Raw records —
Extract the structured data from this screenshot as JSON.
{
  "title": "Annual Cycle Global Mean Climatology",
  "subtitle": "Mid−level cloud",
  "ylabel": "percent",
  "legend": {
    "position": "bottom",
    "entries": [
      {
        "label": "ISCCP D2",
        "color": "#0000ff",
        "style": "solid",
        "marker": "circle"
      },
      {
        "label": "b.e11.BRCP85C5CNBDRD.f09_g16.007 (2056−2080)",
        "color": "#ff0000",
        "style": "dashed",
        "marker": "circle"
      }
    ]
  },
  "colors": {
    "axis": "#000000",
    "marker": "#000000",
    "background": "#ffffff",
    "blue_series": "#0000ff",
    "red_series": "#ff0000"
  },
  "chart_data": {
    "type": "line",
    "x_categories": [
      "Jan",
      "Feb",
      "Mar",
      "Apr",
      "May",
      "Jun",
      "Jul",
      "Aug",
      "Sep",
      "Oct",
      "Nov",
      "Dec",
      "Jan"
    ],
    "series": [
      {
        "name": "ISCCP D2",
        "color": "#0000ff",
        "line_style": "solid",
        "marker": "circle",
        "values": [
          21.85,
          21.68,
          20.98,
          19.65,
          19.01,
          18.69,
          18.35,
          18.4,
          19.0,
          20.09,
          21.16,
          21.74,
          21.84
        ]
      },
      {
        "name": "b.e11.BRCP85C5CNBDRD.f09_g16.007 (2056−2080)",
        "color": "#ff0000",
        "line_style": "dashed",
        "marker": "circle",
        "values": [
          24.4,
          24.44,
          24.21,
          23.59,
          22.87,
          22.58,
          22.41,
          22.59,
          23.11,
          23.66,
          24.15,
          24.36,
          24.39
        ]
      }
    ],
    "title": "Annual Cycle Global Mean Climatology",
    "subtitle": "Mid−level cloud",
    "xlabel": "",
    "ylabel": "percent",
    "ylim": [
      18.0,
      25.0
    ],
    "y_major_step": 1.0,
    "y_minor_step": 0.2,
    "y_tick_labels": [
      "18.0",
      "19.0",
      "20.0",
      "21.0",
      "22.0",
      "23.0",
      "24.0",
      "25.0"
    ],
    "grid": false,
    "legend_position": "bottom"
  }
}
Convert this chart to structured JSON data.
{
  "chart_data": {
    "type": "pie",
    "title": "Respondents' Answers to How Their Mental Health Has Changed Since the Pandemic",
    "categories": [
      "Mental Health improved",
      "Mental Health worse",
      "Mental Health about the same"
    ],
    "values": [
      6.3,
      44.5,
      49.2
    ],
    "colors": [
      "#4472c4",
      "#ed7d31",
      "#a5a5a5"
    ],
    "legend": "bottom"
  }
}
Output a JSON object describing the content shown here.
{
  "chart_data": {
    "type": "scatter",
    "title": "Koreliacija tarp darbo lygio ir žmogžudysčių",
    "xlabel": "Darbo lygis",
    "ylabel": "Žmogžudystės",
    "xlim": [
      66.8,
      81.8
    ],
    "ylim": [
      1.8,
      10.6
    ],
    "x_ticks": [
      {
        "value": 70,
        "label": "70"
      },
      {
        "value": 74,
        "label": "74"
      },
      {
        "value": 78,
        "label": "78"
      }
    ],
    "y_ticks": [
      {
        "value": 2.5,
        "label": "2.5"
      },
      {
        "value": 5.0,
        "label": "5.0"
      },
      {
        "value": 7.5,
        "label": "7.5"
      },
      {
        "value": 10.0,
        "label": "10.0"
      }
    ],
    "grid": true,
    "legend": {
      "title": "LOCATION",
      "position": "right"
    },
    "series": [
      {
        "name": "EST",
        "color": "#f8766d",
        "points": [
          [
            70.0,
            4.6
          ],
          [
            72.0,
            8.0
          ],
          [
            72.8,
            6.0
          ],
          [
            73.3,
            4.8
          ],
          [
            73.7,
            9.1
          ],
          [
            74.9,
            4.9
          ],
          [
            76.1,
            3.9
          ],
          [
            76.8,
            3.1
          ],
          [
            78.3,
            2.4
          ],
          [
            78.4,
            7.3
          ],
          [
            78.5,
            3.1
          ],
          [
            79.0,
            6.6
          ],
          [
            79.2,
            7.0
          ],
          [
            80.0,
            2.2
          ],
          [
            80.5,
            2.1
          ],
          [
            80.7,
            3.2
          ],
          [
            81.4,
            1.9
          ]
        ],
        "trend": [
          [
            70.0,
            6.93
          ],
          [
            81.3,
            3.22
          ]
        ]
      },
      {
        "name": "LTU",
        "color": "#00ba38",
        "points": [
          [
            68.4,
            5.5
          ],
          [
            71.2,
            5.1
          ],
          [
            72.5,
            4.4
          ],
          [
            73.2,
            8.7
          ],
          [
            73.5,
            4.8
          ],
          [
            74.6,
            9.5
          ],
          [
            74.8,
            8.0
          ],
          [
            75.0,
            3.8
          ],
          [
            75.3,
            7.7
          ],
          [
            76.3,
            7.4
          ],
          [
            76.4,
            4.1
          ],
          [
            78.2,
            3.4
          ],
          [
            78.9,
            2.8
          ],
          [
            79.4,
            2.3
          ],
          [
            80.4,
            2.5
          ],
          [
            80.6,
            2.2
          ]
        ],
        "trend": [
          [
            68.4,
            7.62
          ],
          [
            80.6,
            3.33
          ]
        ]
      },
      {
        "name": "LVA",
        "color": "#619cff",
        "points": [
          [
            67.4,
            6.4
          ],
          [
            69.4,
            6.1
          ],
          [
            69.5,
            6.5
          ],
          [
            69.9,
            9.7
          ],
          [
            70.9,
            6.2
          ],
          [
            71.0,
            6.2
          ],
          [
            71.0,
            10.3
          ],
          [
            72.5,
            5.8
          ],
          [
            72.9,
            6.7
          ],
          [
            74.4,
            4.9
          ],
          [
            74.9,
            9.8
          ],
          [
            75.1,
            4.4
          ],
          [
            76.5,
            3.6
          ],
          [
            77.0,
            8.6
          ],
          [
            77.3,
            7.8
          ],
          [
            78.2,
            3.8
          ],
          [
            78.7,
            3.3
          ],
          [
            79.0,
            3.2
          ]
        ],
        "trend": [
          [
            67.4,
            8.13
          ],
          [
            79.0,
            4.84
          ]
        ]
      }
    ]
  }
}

Exercise brief —
Repeat all entries. Match them exactly.

Exercise solution —
Extract the structured data from this screenshot as JSON.
{
  "title": "Annual Cycle Global Mean Climatology",
  "subtitle": "Mid−level cloud",
  "ylabel": "percent",
  "legend": {
    "position": "bottom",
    "entries": [
      {
        "label": "ISCCP D2",
        "color": "#0000ff",
        "style": "solid",
        "marker": "circle"
      },
      {
        "label": "b.e11.BRCP85C5CNBDRD.f09_g16.007 (2056−2080)",
        "color": "#ff0000",
        "style": "dashed",
        "marker": "circle"
      }
    ]
  },
  "colors": {
    "axis": "#000000",
    "marker": "#000000",
    "background": "#ffffff",
    "blue_series": "#0000ff",
    "red_series": "#ff0000"
  },
  "chart_data": {
    "type": "line",
    "x_categories": [
      "Jan",
      "Feb",
      "Mar",
      "Apr",
      "May",
      "Jun",
      "Jul",
      "Aug",
      "Sep",
      "Oct",
      "Nov",
      "Dec",
      "Jan"
    ],
    "series": [
      {
        "name": "ISCCP D2",
        "color": "#0000ff",
        "line_style": "solid",
        "marker": "circle",
        "values": [
          21.85,
          21.68,
          20.98,
          19.65,
          19.01,
          18.69,
          18.35,
          18.4,
          19.0,
          20.09,
          21.16,
          21.74,
          21.84
        ]
      },
      {
        "name": "b.e11.BRCP85C5CNBDRD.f09_g16.007 (2056−2080)",
        "color": "#ff0000",
        "line_style": "dashed",
        "marker": "circle",
        "values": [
          24.4,
          24.44,
          24.21,
          23.59,
          22.87,
          22.58,
          22.41,
          22.59,
          23.11,
          23.66,
          24.15,
          24.36,
          24.39
        ]
      }
    ],
    "title": "Annual Cycle Global Mean Climatology",
    "subtitle": "Mid−level cloud",
    "xlabel": "",
    "ylabel": "percent",
    "ylim": [
      18.0,
      25.0
    ],
    "y_major_step": 1.0,
    "y_minor_step": 0.2,
    "y_tick_labels": [
      "18.0",
      "19.0",
      "20.0",
      "21.0",
      "22.0",
      "23.0",
      "24.0",
      "25.0"
    ],
    "grid": false,
    "legend_position": "bottom"
  }
}
Convert this chart to structured JSON data.
{
  "chart_data": {
    "type": "pie",
    "title": "Respondents' Answers to How Their Mental Health Has Changed Since the Pandemic",
    "categories": [
      "Mental Health improved",
      "Mental Health worse",
      "Mental Health about the same"
    ],
    "values": [
      6.3,
      44.5,
      49.2
    ],
    "colors": [
      "#4472c4",
      "#ed7d31",
      "#a5a5a5"
    ],
    "legend": "bottom"
  }
}
Output a JSON object describing the content shown here.
{
  "chart_data": {
    "type": "scatter",
    "title": "Koreliacija tarp darbo lygio ir žmogžudysčių",
    "xlabel": "Darbo lygis",
    "ylabel": "Žmogžudystės",
    "xlim": [
      66.8,
      81.8
    ],
    "ylim": [
      1.8,
      10.6
    ],
    "x_ticks": [
      {
        "value": 70,
        "label": "70"
      },
      {
        "value": 74,
        "label": "74"
      },
      {
        "value": 78,
        "label": "78"
      }
    ],
    "y_ticks": [
      {
        "value": 2.5,
        "label": "2.5"
      },
      {
        "value": 5.0,
        "label": "5.0"
      },
      {
        "value": 7.5,
        "label": "7.5"
      },
      {
        "value": 10.0,
        "label": "10.0"
      }
    ],
    "grid": true,
    "legend": {
      "title": "LOCATION",
      "position": "right"
    },
    "series": [
      {
        "name": "EST",
        "color": "#f8766d",
        "points": [
          [
            70.0,
            4.6
          ],
          [
            72.0,
            8.0
          ],
          [
            72.8,
            6.0
          ],
          [
            73.3,
            4.8
          ],
          [
            73.7,
            9.1
          ],
          [
            74.9,
            4.9
          ],
          [
            76.1,
            3.9
          ],
          [
            76.8,
            3.1
          ],
          [
            78.3,
            2.4
          ],
          [
            78.4,
            7.3
          ],
          [
            78.5,
            3.1
          ],
          [
            79.0,
            6.6
          ],
          [
            79.2,
            7.0
          ],
          [
            80.0,
            2.2
          ],
          [
            80.5,
            2.1
          ],
          [
            80.7,
            3.2
          ],
          [
            81.4,
            1.9
          ]
        ],
        "trend": [
          [
            70.0,
            6.93
          ],
          [
            81.3,
            3.22
          ]
        ]
      },
      {
        "name": "LTU",
        "color": "#00ba38",
        "points": [
          [
            68.4,
            5.5
          ],
          [
            71.2,
            5.1
          ],
          [
            72.5,
            4.4
          ],
          [
            73.2,
            8.7
          ],
          [
            73.5,
            4.8
          ],
          [
            74.6,
            9.5
          ],
          [
            74.8,
            8.0
          ],
          [
            75.0,
            3.8
          ],
          [
            75.3,
            7.7
          ],
          [
            76.3,
            7.4
          ],
          [
            76.4,
            4.1
          ],
          [
            78.2,
            3.4
          ],
          [
            78.9,
            2.8
          ],
          [
            79.4,
            2.3
          ],
          [
            80.4,
            2.5
          ],
          [
            80.6,
            2.2
          ]
        ],
        "trend": [
          [
            68.4,
            7.62
          ],
          [
            80.6,
            3.33
          ]
        ]
      },
      {
        "name": "LVA",
        "color": "#619cff",
        "points": [
          [
            67.4,
            6.4
          ],
          [
            69.4,
            6.1
          ],
          [
            69.5,
            6.5
          ],
          [
            69.9,
            9.7
          ],
          [
            70.9,
            6.2
          ],
          [
            71.0,
            6.2
          ],
          [
            71.0,
            10.3
          ],
          [
            72.5,
            5.8
          ],
          [
            72.9,
            6.7
          ],
          [
            74.4,
            4.9
          ],
          [
            74.9,
            9.8
          ],
          [
            75.1,
            4.4
          ],
          [
            76.5,
            3.6
          ],
          [
            77.0,
            8.6
          ],
          [
            77.3,
            7.8
          ],
          [
            78.2,
            3.8
          ],
          [
            78.7,
            3.3
          ],
          [
            79.0,
            3.2
          ]
        ],
        "trend": [
          [
            67.4,
            8.13
          ],
          [
            79.0,
            4.84
          ]
        ]
      }
    ]
  }
}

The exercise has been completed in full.